WHAT NEEDS TO BE DONE
Copy every line of the records below word for word, keeping each one unchanged.

## START

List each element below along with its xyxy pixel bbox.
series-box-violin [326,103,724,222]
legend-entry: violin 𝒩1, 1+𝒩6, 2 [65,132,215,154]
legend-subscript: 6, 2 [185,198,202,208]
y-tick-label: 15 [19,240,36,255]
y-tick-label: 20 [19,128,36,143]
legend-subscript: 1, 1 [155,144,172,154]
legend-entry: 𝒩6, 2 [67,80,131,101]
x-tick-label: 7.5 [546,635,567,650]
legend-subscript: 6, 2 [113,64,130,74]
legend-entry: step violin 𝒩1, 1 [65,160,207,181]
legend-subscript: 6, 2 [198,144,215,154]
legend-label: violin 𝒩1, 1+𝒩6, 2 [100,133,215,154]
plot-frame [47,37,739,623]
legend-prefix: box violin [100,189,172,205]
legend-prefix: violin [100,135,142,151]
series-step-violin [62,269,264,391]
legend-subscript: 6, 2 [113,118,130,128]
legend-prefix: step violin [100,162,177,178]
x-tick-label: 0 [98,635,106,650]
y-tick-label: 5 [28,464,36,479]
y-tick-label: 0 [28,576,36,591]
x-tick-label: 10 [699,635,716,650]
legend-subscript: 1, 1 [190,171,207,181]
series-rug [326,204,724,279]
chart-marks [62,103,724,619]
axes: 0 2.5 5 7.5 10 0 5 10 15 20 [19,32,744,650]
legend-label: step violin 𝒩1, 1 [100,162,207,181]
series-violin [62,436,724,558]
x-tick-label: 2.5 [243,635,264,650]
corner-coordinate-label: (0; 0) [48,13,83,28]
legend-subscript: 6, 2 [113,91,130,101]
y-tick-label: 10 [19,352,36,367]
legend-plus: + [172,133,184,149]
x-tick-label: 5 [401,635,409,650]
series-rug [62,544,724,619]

## END

EXERCISE ANSWER
List each element below along with its xyxy pixel bbox.
series-box-violin [326,103,724,222]
legend-entry: violin 𝒩1, 1+𝒩6, 2 [65,132,215,154]
legend-subscript: 6, 2 [185,198,202,208]
y-tick-label: 15 [19,240,36,255]
y-tick-label: 20 [19,128,36,143]
legend-subscript: 1, 1 [155,144,172,154]
legend-entry: 𝒩6, 2 [67,80,131,101]
x-tick-label: 7.5 [546,635,567,650]
legend-subscript: 6, 2 [113,64,130,74]
legend-entry: step violin 𝒩1, 1 [65,160,207,181]
legend-subscript: 6, 2 [198,144,215,154]
legend-label: violin 𝒩1, 1+𝒩6, 2 [100,133,215,154]
plot-frame [47,37,739,623]
legend-prefix: box violin [100,189,172,205]
legend-prefix: violin [100,135,142,151]
series-step-violin [62,269,264,391]
legend-subscript: 6, 2 [113,118,130,128]
legend-prefix: step violin [100,162,177,178]
x-tick-label: 0 [98,635,106,650]
y-tick-label: 5 [28,464,36,479]
y-tick-label: 0 [28,576,36,591]
x-tick-label: 10 [699,635,716,650]
legend-subscript: 1, 1 [190,171,207,181]
series-rug [326,204,724,279]
chart-marks [62,103,724,619]
axes: 0 2.5 5 7.5 10 0 5 10 15 20 [19,32,744,650]
legend-label: step violin 𝒩1, 1 [100,162,207,181]
series-violin [62,436,724,558]
x-tick-label: 2.5 [243,635,264,650]
corner-coordinate-label: (0; 0) [48,13,83,28]
legend-subscript: 6, 2 [113,91,130,101]
y-tick-label: 10 [19,352,36,367]
legend-plus: + [172,133,184,149]
x-tick-label: 5 [401,635,409,650]
series-rug [62,544,724,619]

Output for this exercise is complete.